Records
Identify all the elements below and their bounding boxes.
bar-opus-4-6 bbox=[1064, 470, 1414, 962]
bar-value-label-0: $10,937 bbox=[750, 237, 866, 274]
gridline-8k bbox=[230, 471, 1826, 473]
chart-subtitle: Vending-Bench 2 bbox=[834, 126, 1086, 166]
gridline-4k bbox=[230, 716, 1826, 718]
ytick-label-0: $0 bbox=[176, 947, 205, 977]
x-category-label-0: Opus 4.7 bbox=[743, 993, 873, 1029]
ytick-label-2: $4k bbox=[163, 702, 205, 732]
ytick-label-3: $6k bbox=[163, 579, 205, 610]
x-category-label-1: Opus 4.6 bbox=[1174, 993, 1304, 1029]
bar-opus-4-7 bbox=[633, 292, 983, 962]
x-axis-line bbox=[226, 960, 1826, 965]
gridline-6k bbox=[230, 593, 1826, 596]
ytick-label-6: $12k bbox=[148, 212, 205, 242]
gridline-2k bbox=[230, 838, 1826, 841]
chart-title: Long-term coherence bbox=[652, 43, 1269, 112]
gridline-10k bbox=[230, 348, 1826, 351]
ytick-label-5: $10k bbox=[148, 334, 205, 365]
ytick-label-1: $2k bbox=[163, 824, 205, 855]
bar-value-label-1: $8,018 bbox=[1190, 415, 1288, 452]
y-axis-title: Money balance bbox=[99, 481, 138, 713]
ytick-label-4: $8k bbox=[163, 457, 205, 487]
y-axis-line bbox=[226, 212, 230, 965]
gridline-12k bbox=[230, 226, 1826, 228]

(What needs to be done) Retype every line of the listing above, character for character.

(Solution below)
Identify all the elements below and their bounding boxes.
bar-opus-4-6 bbox=[1064, 470, 1414, 962]
bar-value-label-0: $10,937 bbox=[750, 237, 866, 274]
gridline-8k bbox=[230, 471, 1826, 473]
chart-subtitle: Vending-Bench 2 bbox=[834, 126, 1086, 166]
gridline-4k bbox=[230, 716, 1826, 718]
ytick-label-0: $0 bbox=[176, 947, 205, 977]
x-category-label-0: Opus 4.7 bbox=[743, 993, 873, 1029]
ytick-label-2: $4k bbox=[163, 702, 205, 732]
ytick-label-3: $6k bbox=[163, 579, 205, 610]
x-category-label-1: Opus 4.6 bbox=[1174, 993, 1304, 1029]
bar-opus-4-7 bbox=[633, 292, 983, 962]
x-axis-line bbox=[226, 960, 1826, 965]
gridline-6k bbox=[230, 593, 1826, 596]
ytick-label-6: $12k bbox=[148, 212, 205, 242]
gridline-2k bbox=[230, 838, 1826, 841]
chart-title: Long-term coherence bbox=[652, 43, 1269, 112]
gridline-10k bbox=[230, 348, 1826, 351]
ytick-label-5: $10k bbox=[148, 334, 205, 365]
ytick-label-1: $2k bbox=[163, 824, 205, 855]
bar-value-label-1: $8,018 bbox=[1190, 415, 1288, 452]
y-axis-title: Money balance bbox=[99, 481, 138, 713]
ytick-label-4: $8k bbox=[163, 457, 205, 487]
y-axis-line bbox=[226, 212, 230, 965]
gridline-12k bbox=[230, 226, 1826, 228]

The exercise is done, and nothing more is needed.